### [Exercise material]
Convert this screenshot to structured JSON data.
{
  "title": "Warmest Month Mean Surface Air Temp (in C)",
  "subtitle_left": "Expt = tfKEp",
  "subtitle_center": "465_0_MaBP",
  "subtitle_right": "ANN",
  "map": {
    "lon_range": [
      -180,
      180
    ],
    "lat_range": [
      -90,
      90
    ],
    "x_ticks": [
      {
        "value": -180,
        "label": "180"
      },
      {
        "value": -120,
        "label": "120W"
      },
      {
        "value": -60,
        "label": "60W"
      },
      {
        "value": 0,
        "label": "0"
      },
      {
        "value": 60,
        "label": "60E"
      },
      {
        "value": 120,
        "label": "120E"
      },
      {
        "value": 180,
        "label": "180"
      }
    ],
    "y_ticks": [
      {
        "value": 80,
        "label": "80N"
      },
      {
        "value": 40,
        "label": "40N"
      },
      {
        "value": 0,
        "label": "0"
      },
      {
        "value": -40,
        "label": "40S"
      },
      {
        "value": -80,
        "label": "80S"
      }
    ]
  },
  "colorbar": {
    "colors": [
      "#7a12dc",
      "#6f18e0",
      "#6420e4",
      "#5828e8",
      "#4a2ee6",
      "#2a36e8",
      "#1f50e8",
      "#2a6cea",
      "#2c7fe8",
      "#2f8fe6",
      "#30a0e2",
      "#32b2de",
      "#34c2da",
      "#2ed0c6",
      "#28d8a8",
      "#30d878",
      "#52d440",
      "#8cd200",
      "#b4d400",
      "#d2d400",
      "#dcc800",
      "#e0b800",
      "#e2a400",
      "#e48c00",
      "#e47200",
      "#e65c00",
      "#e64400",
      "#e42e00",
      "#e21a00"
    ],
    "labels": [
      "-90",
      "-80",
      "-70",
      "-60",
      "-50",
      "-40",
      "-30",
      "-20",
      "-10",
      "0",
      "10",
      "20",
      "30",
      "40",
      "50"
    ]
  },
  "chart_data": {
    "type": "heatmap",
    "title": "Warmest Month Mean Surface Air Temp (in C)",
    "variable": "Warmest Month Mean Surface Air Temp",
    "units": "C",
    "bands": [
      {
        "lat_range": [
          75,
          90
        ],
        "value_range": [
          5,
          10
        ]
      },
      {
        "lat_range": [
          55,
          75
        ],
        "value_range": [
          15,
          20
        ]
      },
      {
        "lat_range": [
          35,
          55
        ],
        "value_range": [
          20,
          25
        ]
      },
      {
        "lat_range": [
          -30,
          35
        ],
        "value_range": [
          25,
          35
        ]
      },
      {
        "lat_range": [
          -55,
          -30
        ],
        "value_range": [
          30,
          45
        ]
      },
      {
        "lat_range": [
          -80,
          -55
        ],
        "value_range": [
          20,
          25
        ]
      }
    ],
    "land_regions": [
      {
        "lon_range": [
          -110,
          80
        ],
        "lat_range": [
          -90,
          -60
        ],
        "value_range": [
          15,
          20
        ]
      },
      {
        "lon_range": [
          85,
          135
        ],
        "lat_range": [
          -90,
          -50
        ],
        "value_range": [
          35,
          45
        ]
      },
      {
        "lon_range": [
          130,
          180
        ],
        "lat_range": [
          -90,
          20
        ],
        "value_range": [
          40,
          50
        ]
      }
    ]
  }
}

...

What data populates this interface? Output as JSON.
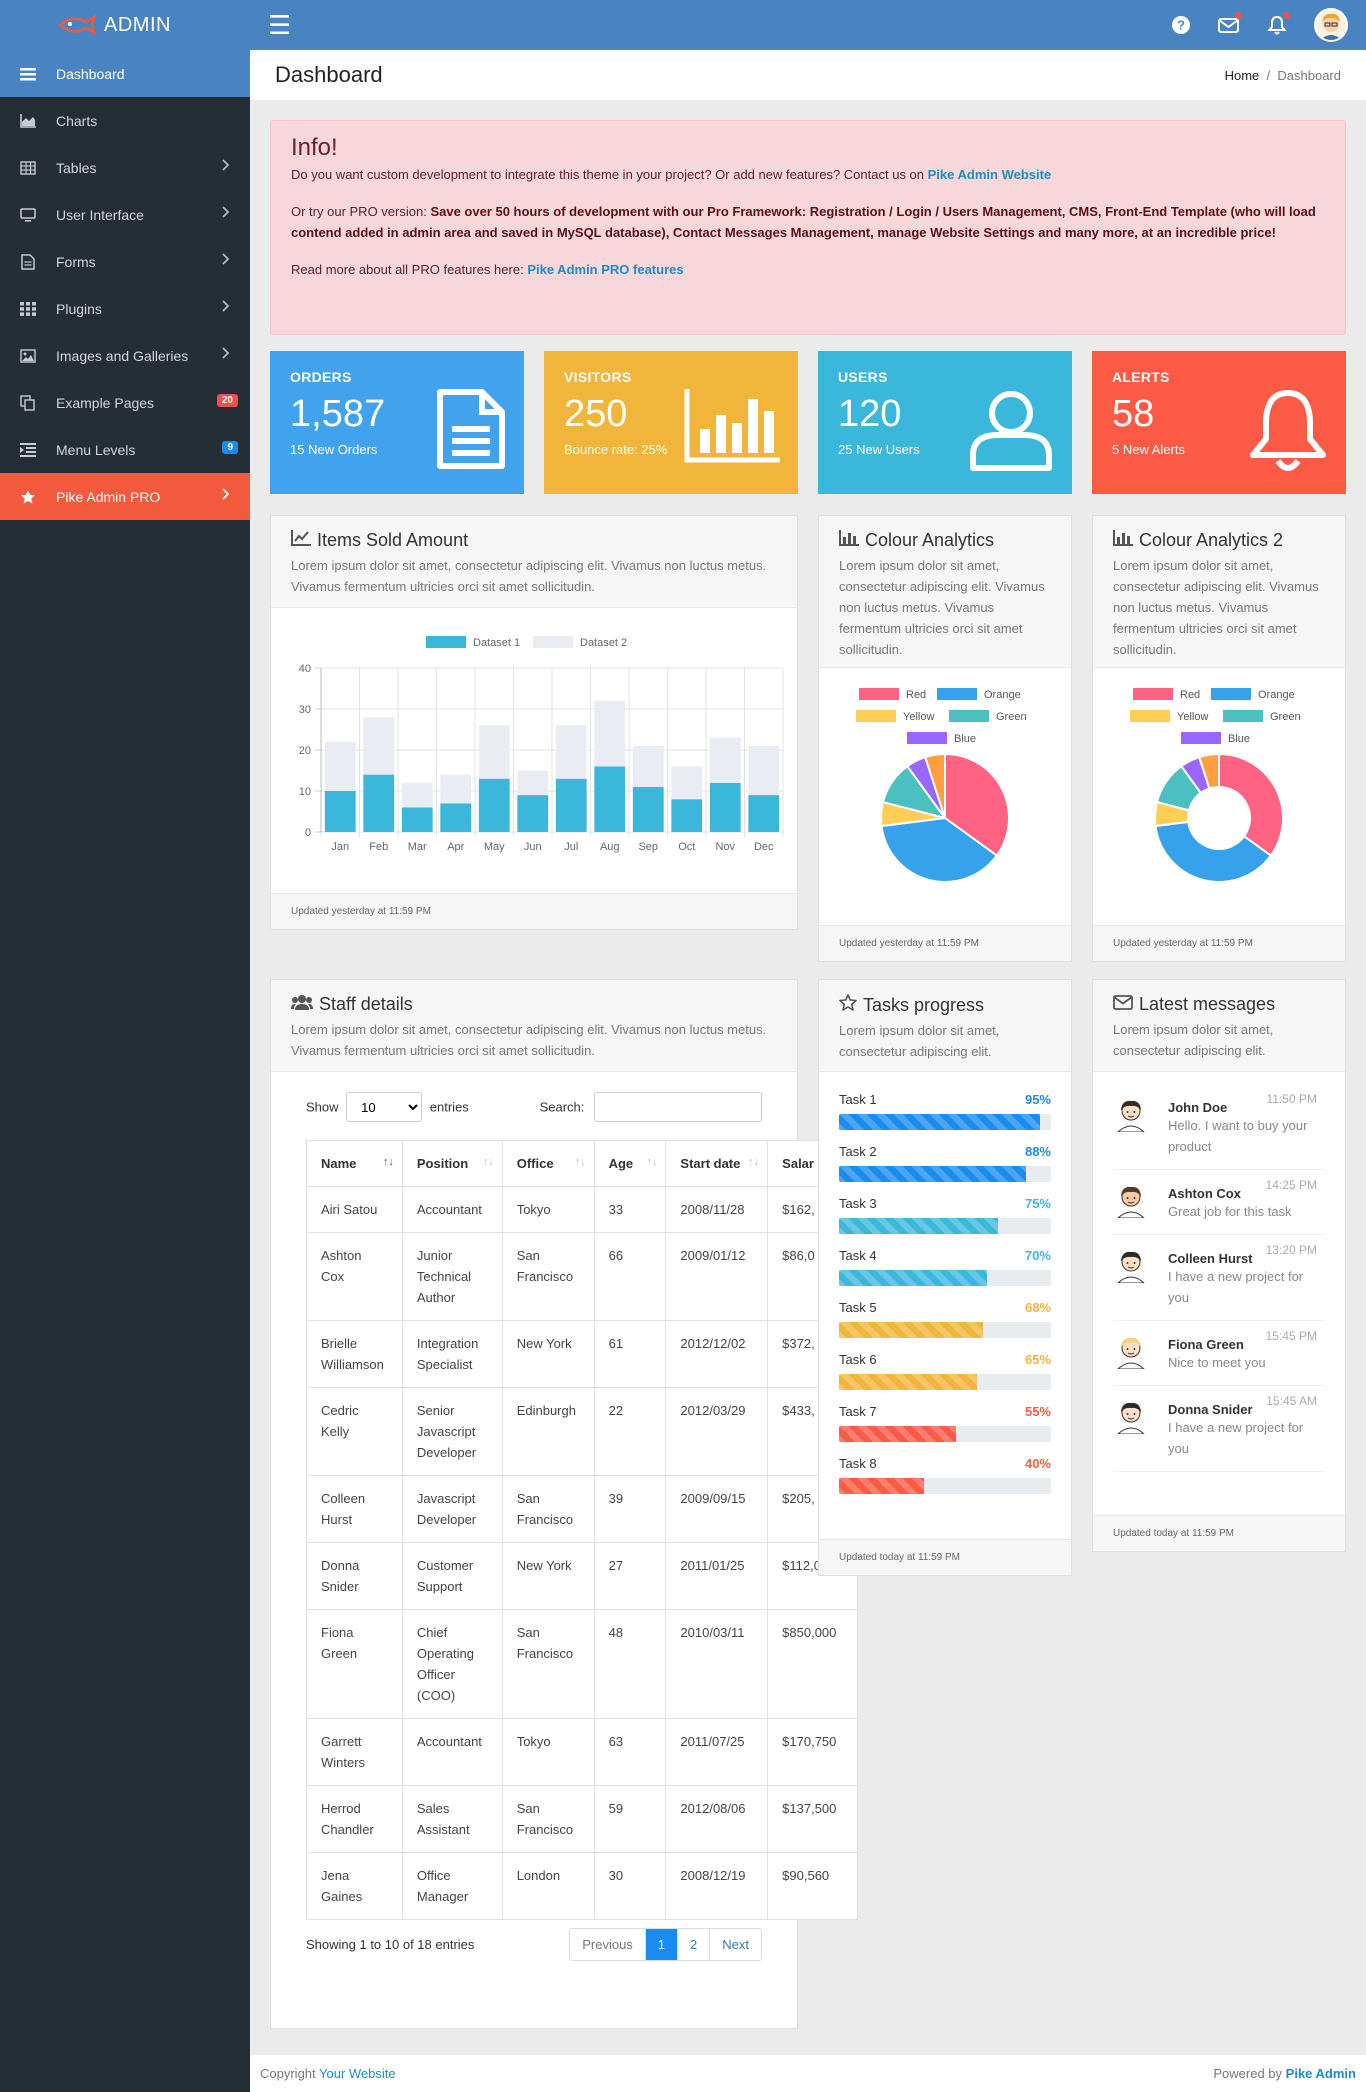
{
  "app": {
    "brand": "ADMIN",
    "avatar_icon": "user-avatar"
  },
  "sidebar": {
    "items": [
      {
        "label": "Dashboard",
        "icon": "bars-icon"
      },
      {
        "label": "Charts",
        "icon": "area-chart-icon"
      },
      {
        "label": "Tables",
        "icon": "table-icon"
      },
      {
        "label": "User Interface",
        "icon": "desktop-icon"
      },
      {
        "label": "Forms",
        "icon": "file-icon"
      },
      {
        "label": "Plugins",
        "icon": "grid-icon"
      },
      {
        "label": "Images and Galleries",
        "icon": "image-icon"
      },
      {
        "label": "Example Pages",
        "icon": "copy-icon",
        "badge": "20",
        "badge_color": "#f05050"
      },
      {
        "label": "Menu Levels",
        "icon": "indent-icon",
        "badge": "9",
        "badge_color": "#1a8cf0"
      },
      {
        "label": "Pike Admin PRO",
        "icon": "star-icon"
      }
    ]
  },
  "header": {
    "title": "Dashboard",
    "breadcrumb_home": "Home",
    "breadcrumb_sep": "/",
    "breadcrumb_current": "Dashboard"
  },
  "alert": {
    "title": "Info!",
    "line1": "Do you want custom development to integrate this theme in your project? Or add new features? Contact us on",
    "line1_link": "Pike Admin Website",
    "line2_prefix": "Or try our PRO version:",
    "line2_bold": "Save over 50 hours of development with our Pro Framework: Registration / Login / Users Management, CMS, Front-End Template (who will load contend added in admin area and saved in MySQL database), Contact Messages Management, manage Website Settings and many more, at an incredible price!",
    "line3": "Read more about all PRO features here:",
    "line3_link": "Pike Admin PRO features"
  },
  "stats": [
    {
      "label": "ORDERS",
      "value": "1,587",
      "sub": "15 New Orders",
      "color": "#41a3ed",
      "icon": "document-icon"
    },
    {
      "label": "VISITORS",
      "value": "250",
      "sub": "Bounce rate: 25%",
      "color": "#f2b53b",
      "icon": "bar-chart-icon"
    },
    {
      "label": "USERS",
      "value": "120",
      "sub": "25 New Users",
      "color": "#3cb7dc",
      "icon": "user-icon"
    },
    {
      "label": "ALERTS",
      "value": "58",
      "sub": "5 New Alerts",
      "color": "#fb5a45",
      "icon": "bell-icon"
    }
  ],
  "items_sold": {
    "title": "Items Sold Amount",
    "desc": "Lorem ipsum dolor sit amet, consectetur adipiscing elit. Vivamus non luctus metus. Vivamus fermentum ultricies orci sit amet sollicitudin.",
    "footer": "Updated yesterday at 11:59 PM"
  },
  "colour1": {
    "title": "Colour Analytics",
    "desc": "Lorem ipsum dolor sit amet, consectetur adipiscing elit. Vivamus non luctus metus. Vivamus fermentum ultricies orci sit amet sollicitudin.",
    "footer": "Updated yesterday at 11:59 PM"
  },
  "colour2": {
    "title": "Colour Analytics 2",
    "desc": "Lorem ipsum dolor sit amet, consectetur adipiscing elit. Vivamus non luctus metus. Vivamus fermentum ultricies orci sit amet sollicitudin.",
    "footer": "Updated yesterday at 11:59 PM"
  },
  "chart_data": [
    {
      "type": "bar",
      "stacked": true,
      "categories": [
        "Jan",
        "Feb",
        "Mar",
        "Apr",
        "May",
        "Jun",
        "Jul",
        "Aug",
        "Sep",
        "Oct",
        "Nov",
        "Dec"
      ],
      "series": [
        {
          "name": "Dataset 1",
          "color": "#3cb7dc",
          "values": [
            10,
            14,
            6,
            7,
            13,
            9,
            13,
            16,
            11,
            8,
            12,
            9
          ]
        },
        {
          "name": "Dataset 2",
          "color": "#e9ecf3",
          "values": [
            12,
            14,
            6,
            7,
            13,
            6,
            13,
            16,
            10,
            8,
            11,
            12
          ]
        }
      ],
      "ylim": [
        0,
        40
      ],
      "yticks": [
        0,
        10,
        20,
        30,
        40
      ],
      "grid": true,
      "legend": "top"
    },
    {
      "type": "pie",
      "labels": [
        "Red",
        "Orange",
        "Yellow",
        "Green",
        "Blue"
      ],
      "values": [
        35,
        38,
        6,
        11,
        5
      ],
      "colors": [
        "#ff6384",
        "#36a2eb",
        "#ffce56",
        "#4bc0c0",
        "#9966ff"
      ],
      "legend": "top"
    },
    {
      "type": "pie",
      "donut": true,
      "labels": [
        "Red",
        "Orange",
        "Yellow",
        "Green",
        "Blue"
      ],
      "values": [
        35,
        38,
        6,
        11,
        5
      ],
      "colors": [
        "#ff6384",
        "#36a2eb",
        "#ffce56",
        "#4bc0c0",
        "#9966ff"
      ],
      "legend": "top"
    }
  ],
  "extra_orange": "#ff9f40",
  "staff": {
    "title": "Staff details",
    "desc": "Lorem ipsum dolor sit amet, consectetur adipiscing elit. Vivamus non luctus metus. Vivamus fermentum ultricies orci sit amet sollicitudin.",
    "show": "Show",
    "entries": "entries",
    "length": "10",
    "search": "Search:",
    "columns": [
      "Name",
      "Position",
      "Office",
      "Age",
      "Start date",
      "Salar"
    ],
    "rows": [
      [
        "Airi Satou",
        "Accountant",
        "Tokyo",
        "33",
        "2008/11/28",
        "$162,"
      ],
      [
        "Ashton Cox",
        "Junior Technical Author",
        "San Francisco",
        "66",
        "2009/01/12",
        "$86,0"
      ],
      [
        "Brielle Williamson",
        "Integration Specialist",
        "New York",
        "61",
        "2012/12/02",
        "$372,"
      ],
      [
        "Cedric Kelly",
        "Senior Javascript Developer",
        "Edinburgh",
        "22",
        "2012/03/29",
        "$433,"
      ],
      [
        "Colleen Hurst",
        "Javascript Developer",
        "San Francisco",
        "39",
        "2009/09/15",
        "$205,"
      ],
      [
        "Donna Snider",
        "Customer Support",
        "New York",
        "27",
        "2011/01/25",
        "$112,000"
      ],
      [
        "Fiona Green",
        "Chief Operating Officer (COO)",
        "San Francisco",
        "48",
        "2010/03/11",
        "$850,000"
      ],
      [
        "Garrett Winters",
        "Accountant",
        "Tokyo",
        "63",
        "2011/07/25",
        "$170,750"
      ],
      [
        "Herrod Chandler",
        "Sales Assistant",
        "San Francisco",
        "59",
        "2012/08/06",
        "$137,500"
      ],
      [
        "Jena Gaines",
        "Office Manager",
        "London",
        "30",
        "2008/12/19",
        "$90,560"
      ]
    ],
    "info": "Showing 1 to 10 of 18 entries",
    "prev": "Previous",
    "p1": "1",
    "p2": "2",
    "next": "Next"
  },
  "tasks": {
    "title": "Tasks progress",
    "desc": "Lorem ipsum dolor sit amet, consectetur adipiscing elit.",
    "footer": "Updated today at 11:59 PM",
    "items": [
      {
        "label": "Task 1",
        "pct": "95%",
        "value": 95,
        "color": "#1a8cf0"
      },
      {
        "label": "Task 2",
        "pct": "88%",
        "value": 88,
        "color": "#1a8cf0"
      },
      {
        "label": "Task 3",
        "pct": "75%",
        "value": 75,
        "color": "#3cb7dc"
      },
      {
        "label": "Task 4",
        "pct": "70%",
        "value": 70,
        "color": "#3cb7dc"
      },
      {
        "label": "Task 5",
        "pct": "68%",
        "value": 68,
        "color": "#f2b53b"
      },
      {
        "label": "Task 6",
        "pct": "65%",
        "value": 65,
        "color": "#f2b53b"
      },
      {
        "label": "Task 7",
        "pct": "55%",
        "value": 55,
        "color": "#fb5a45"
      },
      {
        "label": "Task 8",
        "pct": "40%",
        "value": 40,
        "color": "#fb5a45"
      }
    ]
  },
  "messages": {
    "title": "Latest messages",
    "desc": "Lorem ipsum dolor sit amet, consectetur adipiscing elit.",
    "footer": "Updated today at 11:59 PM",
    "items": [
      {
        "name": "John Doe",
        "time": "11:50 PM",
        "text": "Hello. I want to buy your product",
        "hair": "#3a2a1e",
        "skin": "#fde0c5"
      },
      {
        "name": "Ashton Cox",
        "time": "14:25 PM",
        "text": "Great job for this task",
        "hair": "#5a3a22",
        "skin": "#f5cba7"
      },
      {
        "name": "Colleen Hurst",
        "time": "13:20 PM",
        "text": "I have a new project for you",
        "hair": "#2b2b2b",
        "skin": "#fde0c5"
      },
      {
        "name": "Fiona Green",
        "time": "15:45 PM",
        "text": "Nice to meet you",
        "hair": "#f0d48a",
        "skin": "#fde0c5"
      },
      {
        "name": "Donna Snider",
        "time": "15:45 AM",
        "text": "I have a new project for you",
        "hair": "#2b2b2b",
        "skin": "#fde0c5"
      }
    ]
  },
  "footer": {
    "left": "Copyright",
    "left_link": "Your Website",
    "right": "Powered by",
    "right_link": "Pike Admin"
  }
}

### [Your instructions]
Copy out each line of the material that holds the word "more".

### [Exercise answer]
    "line2_bold": "Save over 50 hours of development with our Pro Framework: Registration / Login / Users Management, CMS, Front-End Template (who will load contend added in admin area and saved in MySQL database), Contact Messages Management, manage Website Settings and many more, at an incredible price!",
    "line3": "Read more about all PRO features here:",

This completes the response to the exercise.